Task requirements :: Type the records out again in full, exactly.

(Extracted records)
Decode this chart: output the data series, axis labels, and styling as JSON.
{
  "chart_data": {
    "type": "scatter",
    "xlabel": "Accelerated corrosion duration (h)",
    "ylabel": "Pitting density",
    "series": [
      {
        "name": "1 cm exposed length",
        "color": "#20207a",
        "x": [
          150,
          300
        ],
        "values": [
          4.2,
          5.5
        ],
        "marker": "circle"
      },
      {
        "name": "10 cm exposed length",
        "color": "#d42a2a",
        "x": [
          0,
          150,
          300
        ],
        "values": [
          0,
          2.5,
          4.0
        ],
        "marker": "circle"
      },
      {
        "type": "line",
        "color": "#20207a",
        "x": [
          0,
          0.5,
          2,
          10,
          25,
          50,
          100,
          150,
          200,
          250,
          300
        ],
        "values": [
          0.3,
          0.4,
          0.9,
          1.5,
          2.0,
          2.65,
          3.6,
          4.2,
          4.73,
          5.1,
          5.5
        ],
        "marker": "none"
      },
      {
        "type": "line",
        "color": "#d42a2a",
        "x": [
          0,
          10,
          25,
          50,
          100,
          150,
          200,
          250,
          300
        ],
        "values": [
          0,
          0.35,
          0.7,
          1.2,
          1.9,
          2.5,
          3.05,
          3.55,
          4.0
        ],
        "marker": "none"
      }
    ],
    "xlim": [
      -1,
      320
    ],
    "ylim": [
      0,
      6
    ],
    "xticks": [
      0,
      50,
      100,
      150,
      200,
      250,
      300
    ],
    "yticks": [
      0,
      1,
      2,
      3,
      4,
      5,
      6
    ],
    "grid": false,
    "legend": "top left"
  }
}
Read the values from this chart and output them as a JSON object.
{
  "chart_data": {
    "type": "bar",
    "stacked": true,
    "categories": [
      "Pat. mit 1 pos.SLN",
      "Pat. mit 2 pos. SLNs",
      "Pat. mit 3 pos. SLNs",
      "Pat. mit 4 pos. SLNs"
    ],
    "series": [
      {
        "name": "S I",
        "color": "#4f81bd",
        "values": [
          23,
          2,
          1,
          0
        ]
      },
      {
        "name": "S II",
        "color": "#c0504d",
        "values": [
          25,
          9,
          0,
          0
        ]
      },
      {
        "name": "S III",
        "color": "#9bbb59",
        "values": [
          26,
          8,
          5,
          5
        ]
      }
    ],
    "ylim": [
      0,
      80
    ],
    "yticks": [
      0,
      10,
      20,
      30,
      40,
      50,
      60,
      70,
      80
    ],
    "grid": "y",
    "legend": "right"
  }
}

Solution to this exercise ::
Decode this chart: output the data series, axis labels, and styling as JSON.
{
  "chart_data": {
    "type": "scatter",
    "xlabel": "Accelerated corrosion duration (h)",
    "ylabel": "Pitting density",
    "series": [
      {
        "name": "1 cm exposed length",
        "color": "#20207a",
        "x": [
          150,
          300
        ],
        "values": [
          4.2,
          5.5
        ],
        "marker": "circle"
      },
      {
        "name": "10 cm exposed length",
        "color": "#d42a2a",
        "x": [
          0,
          150,
          300
        ],
        "values": [
          0,
          2.5,
          4.0
        ],
        "marker": "circle"
      },
      {
        "type": "line",
        "color": "#20207a",
        "x": [
          0,
          0.5,
          2,
          10,
          25,
          50,
          100,
          150,
          200,
          250,
          300
        ],
        "values": [
          0.3,
          0.4,
          0.9,
          1.5,
          2.0,
          2.65,
          3.6,
          4.2,
          4.73,
          5.1,
          5.5
        ],
        "marker": "none"
      },
      {
        "type": "line",
        "color": "#d42a2a",
        "x": [
          0,
          10,
          25,
          50,
          100,
          150,
          200,
          250,
          300
        ],
        "values": [
          0,
          0.35,
          0.7,
          1.2,
          1.9,
          2.5,
          3.05,
          3.55,
          4.0
        ],
        "marker": "none"
      }
    ],
    "xlim": [
      -1,
      320
    ],
    "ylim": [
      0,
      6
    ],
    "xticks": [
      0,
      50,
      100,
      150,
      200,
      250,
      300
    ],
    "yticks": [
      0,
      1,
      2,
      3,
      4,
      5,
      6
    ],
    "grid": false,
    "legend": "top left"
  }
}
Read the values from this chart and output them as a JSON object.
{
  "chart_data": {
    "type": "bar",
    "stacked": true,
    "categories": [
      "Pat. mit 1 pos.SLN",
      "Pat. mit 2 pos. SLNs",
      "Pat. mit 3 pos. SLNs",
      "Pat. mit 4 pos. SLNs"
    ],
    "series": [
      {
        "name": "S I",
        "color": "#4f81bd",
        "values": [
          23,
          2,
          1,
          0
        ]
      },
      {
        "name": "S II",
        "color": "#c0504d",
        "values": [
          25,
          9,
          0,
          0
        ]
      },
      {
        "name": "S III",
        "color": "#9bbb59",
        "values": [
          26,
          8,
          5,
          5
        ]
      }
    ],
    "ylim": [
      0,
      80
    ],
    "yticks": [
      0,
      10,
      20,
      30,
      40,
      50,
      60,
      70,
      80
    ],
    "grid": "y",
    "legend": "right"
  }
}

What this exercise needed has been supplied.